## [What to do]
Copy out all lines in the data below containing the string "vous".
== == ==
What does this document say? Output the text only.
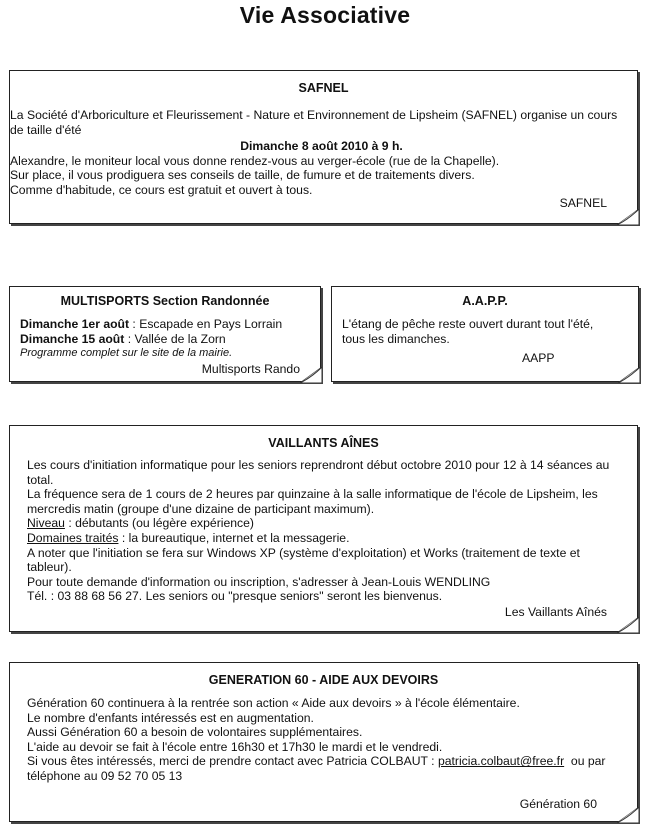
Vie Associative
SAFNEL

La Société d'Arboriculture et Fleurissement - Nature et Environnement de Lipsheim (SAFNEL) organise un cours de taille d'été

Dimanche 8 août 2010 à 9 h.

Alexandre, le moniteur local vous donne rendez-vous au verger-école (rue de la Chapelle).

Sur place, il vous prodiguera ses conseils de taille, de fumure et de traitements divers.

Comme d'habitude, ce cours est gratuit et ouvert à tous.

SAFNEL
MULTISPORTS Section Randonnée

Dimanche 1er août : Escapade en Pays Lorrain

Dimanche 15 août : Vallée de la Zorn

Programme complet sur le site de la mairie.

Multisports Rando
A.A.P.P.

L'étang de pêche reste ouvert durant tout l'été,

tous les dimanches.

AAPP
VAILLANTS AÎNES

Les cours d'initiation informatique pour les seniors reprendront début octobre 2010 pour 12 à 14 séances au total.

La fréquence sera de 1 cours de 2 heures par quinzaine à la salle informatique de l'école de Lipsheim, les mercredis matin (groupe d'une dizaine de participant maximum).

Niveau : débutants (ou légère expérience)

Domaines traités : la bureautique, internet et la messagerie.

A noter que l'initiation se fera sur Windows XP (système d'exploitation) et Works (traitement de texte et tableur).

Pour toute demande d'information ou inscription, s'adresser à Jean-Louis WENDLING

Tél. : 03 88 68 56 27. Les seniors ou "presque seniors" seront les bienvenus.

Les Vaillants Aînés
GENERATION 60 - AIDE AUX DEVOIRS

Génération 60 continuera à la rentrée son action « Aide aux devoirs » à l'école élémentaire.

Le nombre d'enfants intéressés est en augmentation.

Aussi Génération 60 a besoin de volontaires supplémentaires.

L'aide au devoir se fait à l'école entre 16h30 et 17h30 le mardi et le vendredi.

Si vous êtes intéressés, merci de prendre contact avec Patricia COLBAUT : patricia.colbaut@free.fr  ou par

téléphone au 09 52 70 05 13

Génération 60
== == ==
## [Output for this exercise]
Alexandre, le moniteur local vous donne rendez-vous au verger-école (rue de la Chapelle).
Sur place, il vous prodiguera ses conseils de taille, de fumure et de traitements divers.
Si vous êtes intéressés, merci de prendre contact avec Patricia COLBAUT : patricia.colbaut@free.fr  ou par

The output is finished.